**PROBLEM STATEMENT:** Transcribe every line of the records verbatim.
___ RECORDS SUPPLIED
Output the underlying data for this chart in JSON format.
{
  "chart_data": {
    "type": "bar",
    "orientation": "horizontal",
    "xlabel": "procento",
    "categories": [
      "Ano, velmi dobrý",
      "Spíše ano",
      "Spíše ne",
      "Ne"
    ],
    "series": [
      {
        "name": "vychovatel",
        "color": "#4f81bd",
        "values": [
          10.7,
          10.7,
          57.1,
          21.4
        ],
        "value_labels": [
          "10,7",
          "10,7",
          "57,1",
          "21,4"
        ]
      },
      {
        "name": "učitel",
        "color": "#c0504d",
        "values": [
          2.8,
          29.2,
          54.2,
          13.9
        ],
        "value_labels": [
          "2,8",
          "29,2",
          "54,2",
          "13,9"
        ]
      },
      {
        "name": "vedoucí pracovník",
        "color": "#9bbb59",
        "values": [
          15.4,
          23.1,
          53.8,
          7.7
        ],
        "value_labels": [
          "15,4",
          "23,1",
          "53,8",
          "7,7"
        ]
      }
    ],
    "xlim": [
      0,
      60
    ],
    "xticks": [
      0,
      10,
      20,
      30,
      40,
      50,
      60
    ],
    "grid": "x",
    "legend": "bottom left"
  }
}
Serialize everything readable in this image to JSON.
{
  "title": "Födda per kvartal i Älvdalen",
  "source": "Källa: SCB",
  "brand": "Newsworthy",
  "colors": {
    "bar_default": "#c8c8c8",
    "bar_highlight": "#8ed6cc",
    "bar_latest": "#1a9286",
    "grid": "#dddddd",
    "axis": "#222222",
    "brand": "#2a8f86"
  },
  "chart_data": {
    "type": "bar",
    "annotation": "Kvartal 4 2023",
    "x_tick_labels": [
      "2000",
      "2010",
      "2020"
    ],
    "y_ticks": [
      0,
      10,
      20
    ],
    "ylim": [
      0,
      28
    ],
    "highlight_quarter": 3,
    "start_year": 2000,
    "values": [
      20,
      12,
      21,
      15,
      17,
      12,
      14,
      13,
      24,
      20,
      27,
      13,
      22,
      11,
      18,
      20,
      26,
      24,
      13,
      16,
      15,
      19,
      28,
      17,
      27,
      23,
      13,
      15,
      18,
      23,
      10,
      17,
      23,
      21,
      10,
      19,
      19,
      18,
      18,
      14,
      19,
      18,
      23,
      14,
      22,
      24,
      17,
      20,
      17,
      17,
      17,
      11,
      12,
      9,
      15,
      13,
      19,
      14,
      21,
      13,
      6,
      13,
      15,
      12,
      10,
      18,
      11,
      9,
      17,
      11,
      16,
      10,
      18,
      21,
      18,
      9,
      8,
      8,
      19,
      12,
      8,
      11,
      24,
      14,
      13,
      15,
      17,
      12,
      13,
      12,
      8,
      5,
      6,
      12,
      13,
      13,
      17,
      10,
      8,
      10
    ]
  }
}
______
**PROBLEM SOLUTION:**
Output the underlying data for this chart in JSON format.
{
  "chart_data": {
    "type": "bar",
    "orientation": "horizontal",
    "xlabel": "procento",
    "categories": [
      "Ano, velmi dobrý",
      "Spíše ano",
      "Spíše ne",
      "Ne"
    ],
    "series": [
      {
        "name": "vychovatel",
        "color": "#4f81bd",
        "values": [
          10.7,
          10.7,
          57.1,
          21.4
        ],
        "value_labels": [
          "10,7",
          "10,7",
          "57,1",
          "21,4"
        ]
      },
      {
        "name": "učitel",
        "color": "#c0504d",
        "values": [
          2.8,
          29.2,
          54.2,
          13.9
        ],
        "value_labels": [
          "2,8",
          "29,2",
          "54,2",
          "13,9"
        ]
      },
      {
        "name": "vedoucí pracovník",
        "color": "#9bbb59",
        "values": [
          15.4,
          23.1,
          53.8,
          7.7
        ],
        "value_labels": [
          "15,4",
          "23,1",
          "53,8",
          "7,7"
        ]
      }
    ],
    "xlim": [
      0,
      60
    ],
    "xticks": [
      0,
      10,
      20,
      30,
      40,
      50,
      60
    ],
    "grid": "x",
    "legend": "bottom left"
  }
}
Serialize everything readable in this image to JSON.
{
  "title": "Födda per kvartal i Älvdalen",
  "source": "Källa: SCB",
  "brand": "Newsworthy",
  "colors": {
    "bar_default": "#c8c8c8",
    "bar_highlight": "#8ed6cc",
    "bar_latest": "#1a9286",
    "grid": "#dddddd",
    "axis": "#222222",
    "brand": "#2a8f86"
  },
  "chart_data": {
    "type": "bar",
    "annotation": "Kvartal 4 2023",
    "x_tick_labels": [
      "2000",
      "2010",
      "2020"
    ],
    "y_ticks": [
      0,
      10,
      20
    ],
    "ylim": [
      0,
      28
    ],
    "highlight_quarter": 3,
    "start_year": 2000,
    "values": [
      20,
      12,
      21,
      15,
      17,
      12,
      14,
      13,
      24,
      20,
      27,
      13,
      22,
      11,
      18,
      20,
      26,
      24,
      13,
      16,
      15,
      19,
      28,
      17,
      27,
      23,
      13,
      15,
      18,
      23,
      10,
      17,
      23,
      21,
      10,
      19,
      19,
      18,
      18,
      14,
      19,
      18,
      23,
      14,
      22,
      24,
      17,
      20,
      17,
      17,
      17,
      11,
      12,
      9,
      15,
      13,
      19,
      14,
      21,
      13,
      6,
      13,
      15,
      12,
      10,
      18,
      11,
      9,
      17,
      11,
      16,
      10,
      18,
      21,
      18,
      9,
      8,
      8,
      19,
      12,
      8,
      11,
      24,
      14,
      13,
      15,
      17,
      12,
      13,
      12,
      8,
      5,
      6,
      12,
      13,
      13,
      17,
      10,
      8,
      10
    ]
  }
}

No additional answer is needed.